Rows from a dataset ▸
==========

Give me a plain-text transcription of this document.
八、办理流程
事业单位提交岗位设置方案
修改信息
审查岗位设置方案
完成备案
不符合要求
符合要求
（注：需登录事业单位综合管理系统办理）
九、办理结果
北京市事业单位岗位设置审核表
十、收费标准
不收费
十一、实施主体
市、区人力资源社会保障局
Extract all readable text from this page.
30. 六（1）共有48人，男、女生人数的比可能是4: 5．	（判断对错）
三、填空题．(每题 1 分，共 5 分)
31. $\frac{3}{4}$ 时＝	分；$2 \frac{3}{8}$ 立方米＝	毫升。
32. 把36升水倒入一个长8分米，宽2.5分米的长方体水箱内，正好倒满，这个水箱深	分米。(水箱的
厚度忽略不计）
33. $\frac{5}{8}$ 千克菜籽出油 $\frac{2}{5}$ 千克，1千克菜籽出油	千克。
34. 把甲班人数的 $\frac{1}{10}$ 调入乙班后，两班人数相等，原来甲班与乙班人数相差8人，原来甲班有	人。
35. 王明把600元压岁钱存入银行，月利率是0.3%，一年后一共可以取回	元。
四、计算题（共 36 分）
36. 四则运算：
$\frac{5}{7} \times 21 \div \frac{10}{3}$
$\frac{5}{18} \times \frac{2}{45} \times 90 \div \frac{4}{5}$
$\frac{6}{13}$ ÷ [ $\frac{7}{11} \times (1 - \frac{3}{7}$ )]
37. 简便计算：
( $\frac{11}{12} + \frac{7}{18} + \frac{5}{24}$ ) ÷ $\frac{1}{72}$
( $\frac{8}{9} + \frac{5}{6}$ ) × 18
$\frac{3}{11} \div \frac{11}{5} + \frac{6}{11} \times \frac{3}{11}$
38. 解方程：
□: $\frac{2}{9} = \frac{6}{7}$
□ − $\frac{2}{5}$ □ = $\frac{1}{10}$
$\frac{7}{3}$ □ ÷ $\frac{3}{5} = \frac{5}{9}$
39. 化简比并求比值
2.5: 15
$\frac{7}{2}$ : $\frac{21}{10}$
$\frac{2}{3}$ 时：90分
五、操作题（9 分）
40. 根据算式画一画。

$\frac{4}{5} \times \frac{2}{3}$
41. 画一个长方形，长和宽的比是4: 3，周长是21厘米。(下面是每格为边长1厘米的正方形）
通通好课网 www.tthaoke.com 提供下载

==========

What this task involves ▸
Write out the listing once more, matching it exactly.

Response below ▸
Give me a plain-text transcription of this document.
八、办理流程
事业单位提交岗位设置方案
修改信息
审查岗位设置方案
完成备案
不符合要求
符合要求
（注：需登录事业单位综合管理系统办理）
九、办理结果
北京市事业单位岗位设置审核表
十、收费标准
不收费
十一、实施主体
市、区人力资源社会保障局
Extract all readable text from this page.
30. 六（1）共有48人，男、女生人数的比可能是4: 5．	（判断对错）
三、填空题．(每题 1 分，共 5 分)
31. $\frac{3}{4}$ 时＝	分；$2 \frac{3}{8}$ 立方米＝	毫升。
32. 把36升水倒入一个长8分米，宽2.5分米的长方体水箱内，正好倒满，这个水箱深	分米。(水箱的
厚度忽略不计）
33. $\frac{5}{8}$ 千克菜籽出油 $\frac{2}{5}$ 千克，1千克菜籽出油	千克。
34. 把甲班人数的 $\frac{1}{10}$ 调入乙班后，两班人数相等，原来甲班与乙班人数相差8人，原来甲班有	人。
35. 王明把600元压岁钱存入银行，月利率是0.3%，一年后一共可以取回	元。
四、计算题（共 36 分）
36. 四则运算：
$\frac{5}{7} \times 21 \div \frac{10}{3}$
$\frac{5}{18} \times \frac{2}{45} \times 90 \div \frac{4}{5}$
$\frac{6}{13}$ ÷ [ $\frac{7}{11} \times (1 - \frac{3}{7}$ )]
37. 简便计算：
( $\frac{11}{12} + \frac{7}{18} + \frac{5}{24}$ ) ÷ $\frac{1}{72}$
( $\frac{8}{9} + \frac{5}{6}$ ) × 18
$\frac{3}{11} \div \frac{11}{5} + \frac{6}{11} \times \frac{3}{11}$
38. 解方程：
□: $\frac{2}{9} = \frac{6}{7}$
□ − $\frac{2}{5}$ □ = $\frac{1}{10}$
$\frac{7}{3}$ □ ÷ $\frac{3}{5} = \frac{5}{9}$
39. 化简比并求比值
2.5: 15
$\frac{7}{2}$ : $\frac{21}{10}$
$\frac{2}{3}$ 时：90分
五、操作题（9 分）
40. 根据算式画一画。

$\frac{4}{5} \times \frac{2}{3}$
41. 画一个长方形，长和宽的比是4: 3，周长是21厘米。(下面是每格为边长1厘米的正方形）
通通好课网 www.tthaoke.com 提供下载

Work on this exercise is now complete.